» WHAT NEEDS TO BE DONE: Return the lines of the listing from the line containing "concurrents-paragraph: Analyser la" through the line containing "section-heading-region-exploitation: 2.2.1-Les concurrents", both included, reproducing them verbatim and nothing else.

Dataset excerpt:
■ ■ ■ ■

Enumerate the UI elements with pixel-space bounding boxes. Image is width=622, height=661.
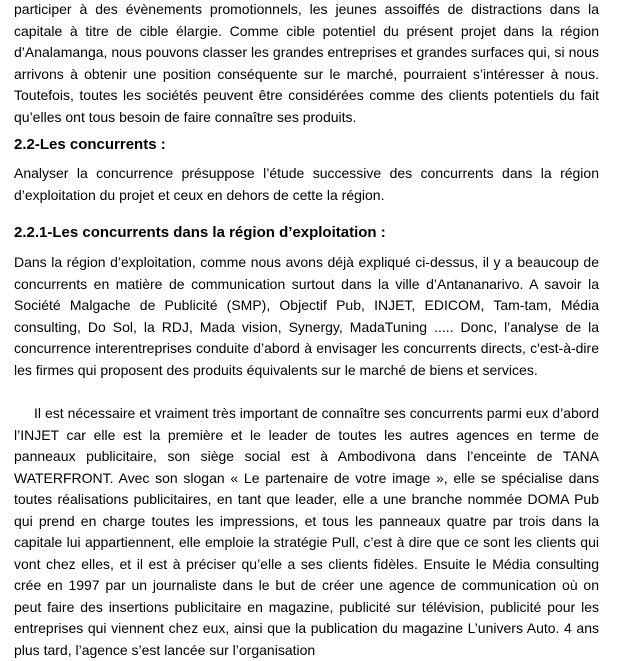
concurrents-paragraph: Analyser la concurrence présuppose l’étude successive des concurrents dans la région d’exploitation du projet et ceux en dehors de cette la région. xyxy=(14,165,599,203)
section-heading-region-exploitation: 2.2.1-Les concurrents dans la région d’exploitation : xyxy=(14,224,386,241)
intro-paragraph: participer à des évènements promotionnels, les jeunes assoiffés de distractions dans la capitale à titre de cible élargie. Comme cible potentiel du présent projet dans la région d’Analamanga, nous pouvons classer les grandes entreprises et grandes surfaces qui, si nous arrivons à obtenir une position conséquente sur le marché, pourraient s’intéresser à nous. Toutefois, toutes les sociétés peuvent être considérées comme des clients potentiels du fait qu’elles ont tous besoin de faire connaître ses produits. xyxy=(14,1,599,125)
region-paragraph-1: Dans la région d’exploitation, comme nous avons déjà expliqué ci-dessus, il y a beaucoup de concurrents en matière de communication surtout dans la ville d’Antananarivo. A savoir la Société Malgache de Publicité (SMP), Objectif Pub, INJET, EDICOM, Tam-tam, Média consulting, Do Sol, la RDJ, Mada vision, Synergy, MadaTuning ..... Donc, l’analyse de la concurrence interentreprises conduite d’abord à envisager les concurrents directs, c'est-à-dire les firmes qui proposent des produits équivalents sur le marché de biens et services. xyxy=(14,254,599,378)
section-heading-concurrents: 2.2-Les concurrents : xyxy=(14,136,166,153)
region-paragraph-2: Il est nécessaire et vraiment très important de connaître ses concurrents parmi eux d’abord l’INJET car elle est la première et le leader de toutes les autres agences en terme de panneaux publicitaire, son siège social est à Ambodivona dans l’enceinte de TANA WATERFRONT. Avec son slogan « Le partenaire de votre image », elle se spécialise dans toutes réalisations publicitaires, en tant que leader, elle a une branche nommée DOMA Pub qui prend en charge toutes les impressions, et tous les panneaux quatre par trois dans la capitale lui appartiennent, elle emploie la stratégie Pull, c’est à dire que ce sont les clients qui vont chez elles, et il est à préciser qu’elle a ses clients fidèles. Ensuite le Média consulting crée en 1997 par un journaliste dans le but de créer une agence de communication où on peut faire des insertions publicitaire en magazine, publicité sur télévision, publicité pour les entreprises qui viennent chez eux, ainsi que la publication du magazine L’univers Auto. 4 ans plus tard, l’agence s’est lancée sur l’organisation xyxy=(14,405,599,658)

■ ■ ■ ■

» SOLUTION FOR THIS EXERCISE:
concurrents-paragraph: Analyser la concurrence présuppose l’étude successive des concurrents dans la région d’exploitation du projet et ceux en dehors de cette la région. xyxy=(14,165,599,203)
section-heading-region-exploitation: 2.2.1-Les concurrents dans la région d’exploitation : xyxy=(14,224,386,241)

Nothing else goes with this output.